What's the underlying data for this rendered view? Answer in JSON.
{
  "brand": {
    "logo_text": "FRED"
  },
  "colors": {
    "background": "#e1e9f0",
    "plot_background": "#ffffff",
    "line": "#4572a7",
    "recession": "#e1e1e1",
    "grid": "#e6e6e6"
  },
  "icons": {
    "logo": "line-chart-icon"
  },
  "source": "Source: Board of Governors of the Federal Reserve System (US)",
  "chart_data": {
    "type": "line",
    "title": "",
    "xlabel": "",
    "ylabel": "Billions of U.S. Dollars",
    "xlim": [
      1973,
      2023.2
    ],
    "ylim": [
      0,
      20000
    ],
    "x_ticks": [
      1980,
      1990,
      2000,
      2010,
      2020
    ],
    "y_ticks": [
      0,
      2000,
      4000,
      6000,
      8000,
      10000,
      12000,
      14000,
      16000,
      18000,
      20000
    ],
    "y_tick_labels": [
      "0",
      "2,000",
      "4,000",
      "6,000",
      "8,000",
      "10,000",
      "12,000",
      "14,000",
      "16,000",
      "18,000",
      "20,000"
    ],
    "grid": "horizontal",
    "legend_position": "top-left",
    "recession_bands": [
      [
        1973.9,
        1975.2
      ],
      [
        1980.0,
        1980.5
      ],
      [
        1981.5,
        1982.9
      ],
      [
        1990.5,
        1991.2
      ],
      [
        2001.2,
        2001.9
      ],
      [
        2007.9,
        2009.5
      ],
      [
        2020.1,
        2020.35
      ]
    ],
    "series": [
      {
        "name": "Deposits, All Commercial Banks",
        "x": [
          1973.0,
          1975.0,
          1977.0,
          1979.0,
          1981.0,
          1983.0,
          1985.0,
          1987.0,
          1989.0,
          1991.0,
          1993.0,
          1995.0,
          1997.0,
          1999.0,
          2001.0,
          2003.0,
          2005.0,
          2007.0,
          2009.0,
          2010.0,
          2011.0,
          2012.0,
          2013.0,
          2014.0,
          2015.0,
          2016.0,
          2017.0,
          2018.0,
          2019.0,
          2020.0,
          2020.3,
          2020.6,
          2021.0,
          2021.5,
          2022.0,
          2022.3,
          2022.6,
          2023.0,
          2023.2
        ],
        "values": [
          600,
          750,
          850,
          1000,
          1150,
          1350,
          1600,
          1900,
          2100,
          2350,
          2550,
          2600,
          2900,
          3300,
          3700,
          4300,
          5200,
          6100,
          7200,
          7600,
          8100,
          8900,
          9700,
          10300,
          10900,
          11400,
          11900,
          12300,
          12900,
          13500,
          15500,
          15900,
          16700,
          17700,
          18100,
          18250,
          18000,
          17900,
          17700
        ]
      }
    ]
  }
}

....................

## WHAT NEEDS TO BE DONE
Reproduce every line of the material above exactly.

## RESULT OF THE TASK
What's the underlying data for this rendered view? Answer in JSON.
{
  "brand": {
    "logo_text": "FRED"
  },
  "colors": {
    "background": "#e1e9f0",
    "plot_background": "#ffffff",
    "line": "#4572a7",
    "recession": "#e1e1e1",
    "grid": "#e6e6e6"
  },
  "icons": {
    "logo": "line-chart-icon"
  },
  "source": "Source: Board of Governors of the Federal Reserve System (US)",
  "chart_data": {
    "type": "line",
    "title": "",
    "xlabel": "",
    "ylabel": "Billions of U.S. Dollars",
    "xlim": [
      1973,
      2023.2
    ],
    "ylim": [
      0,
      20000
    ],
    "x_ticks": [
      1980,
      1990,
      2000,
      2010,
      2020
    ],
    "y_ticks": [
      0,
      2000,
      4000,
      6000,
      8000,
      10000,
      12000,
      14000,
      16000,
      18000,
      20000
    ],
    "y_tick_labels": [
      "0",
      "2,000",
      "4,000",
      "6,000",
      "8,000",
      "10,000",
      "12,000",
      "14,000",
      "16,000",
      "18,000",
      "20,000"
    ],
    "grid": "horizontal",
    "legend_position": "top-left",
    "recession_bands": [
      [
        1973.9,
        1975.2
      ],
      [
        1980.0,
        1980.5
      ],
      [
        1981.5,
        1982.9
      ],
      [
        1990.5,
        1991.2
      ],
      [
        2001.2,
        2001.9
      ],
      [
        2007.9,
        2009.5
      ],
      [
        2020.1,
        2020.35
      ]
    ],
    "series": [
      {
        "name": "Deposits, All Commercial Banks",
        "x": [
          1973.0,
          1975.0,
          1977.0,
          1979.0,
          1981.0,
          1983.0,
          1985.0,
          1987.0,
          1989.0,
          1991.0,
          1993.0,
          1995.0,
          1997.0,
          1999.0,
          2001.0,
          2003.0,
          2005.0,
          2007.0,
          2009.0,
          2010.0,
          2011.0,
          2012.0,
          2013.0,
          2014.0,
          2015.0,
          2016.0,
          2017.0,
          2018.0,
          2019.0,
          2020.0,
          2020.3,
          2020.6,
          2021.0,
          2021.5,
          2022.0,
          2022.3,
          2022.6,
          2023.0,
          2023.2
        ],
        "values": [
          600,
          750,
          850,
          1000,
          1150,
          1350,
          1600,
          1900,
          2100,
          2350,
          2550,
          2600,
          2900,
          3300,
          3700,
          4300,
          5200,
          6100,
          7200,
          7600,
          8100,
          8900,
          9700,
          10300,
          10900,
          11400,
          11900,
          12300,
          12900,
          13500,
          15500,
          15900,
          16700,
          17700,
          18100,
          18250,
          18000,
          17900,
          17700
        ]
      }
    ]
  }
}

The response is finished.